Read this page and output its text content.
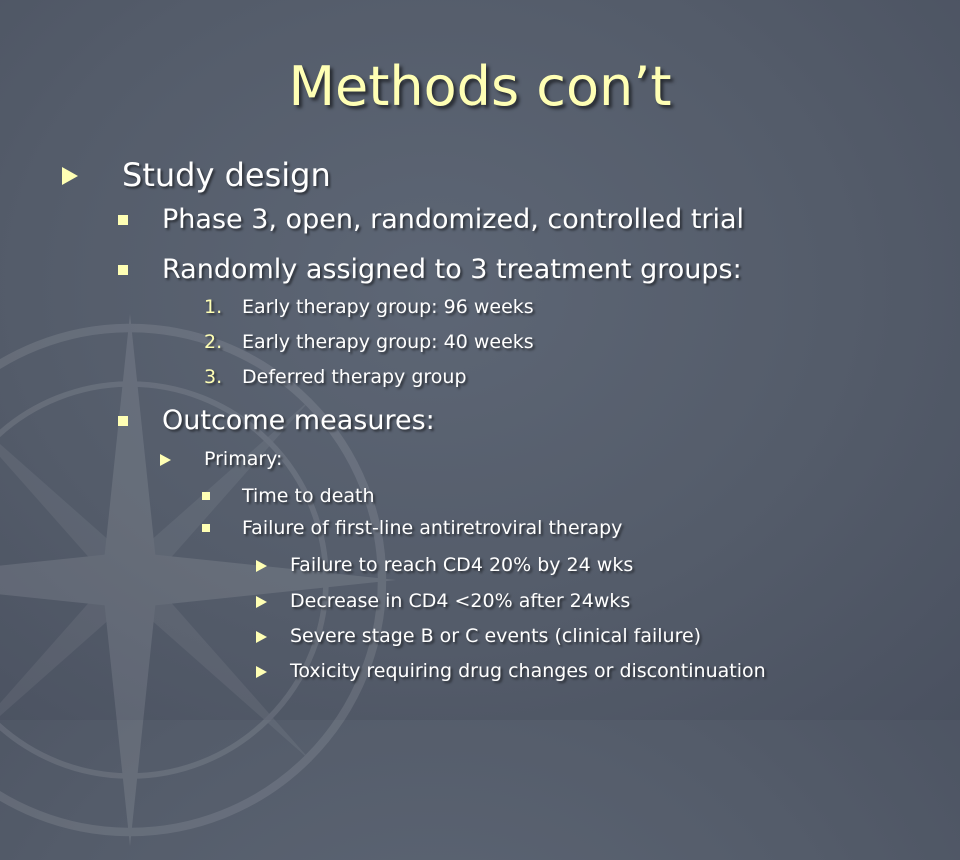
Methods con’t
Study design
Phase 3, open, randomized, controlled trial
Randomly assigned to 3 treatment groups:
1. Early therapy group: 96 weeks
2. Early therapy group: 40 weeks
3. Deferred therapy group
Outcome measures:
Primary:
Time to death
Failure of first-line antiretroviral therapy
Failure to reach CD4 20% by 24 wks
Decrease in CD4 <20% after 24wks
Severe stage B or C events (clinical failure)
Toxicity requiring drug changes or discontinuation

----------

▶ What to produce
Give back the whole listing exactly, without pictures.

▶ Solved problem
Read this page and output its text content.
Methods con’t
Study design
Phase 3, open, randomized, controlled trial
Randomly assigned to 3 treatment groups:
1. Early therapy group: 96 weeks
2. Early therapy group: 40 weeks
3. Deferred therapy group
Outcome measures:
Primary:
Time to death
Failure of first-line antiretroviral therapy
Failure to reach CD4 20% by 24 wks
Decrease in CD4 <20% after 24wks
Severe stage B or C events (clinical failure)
Toxicity requiring drug changes or discontinuation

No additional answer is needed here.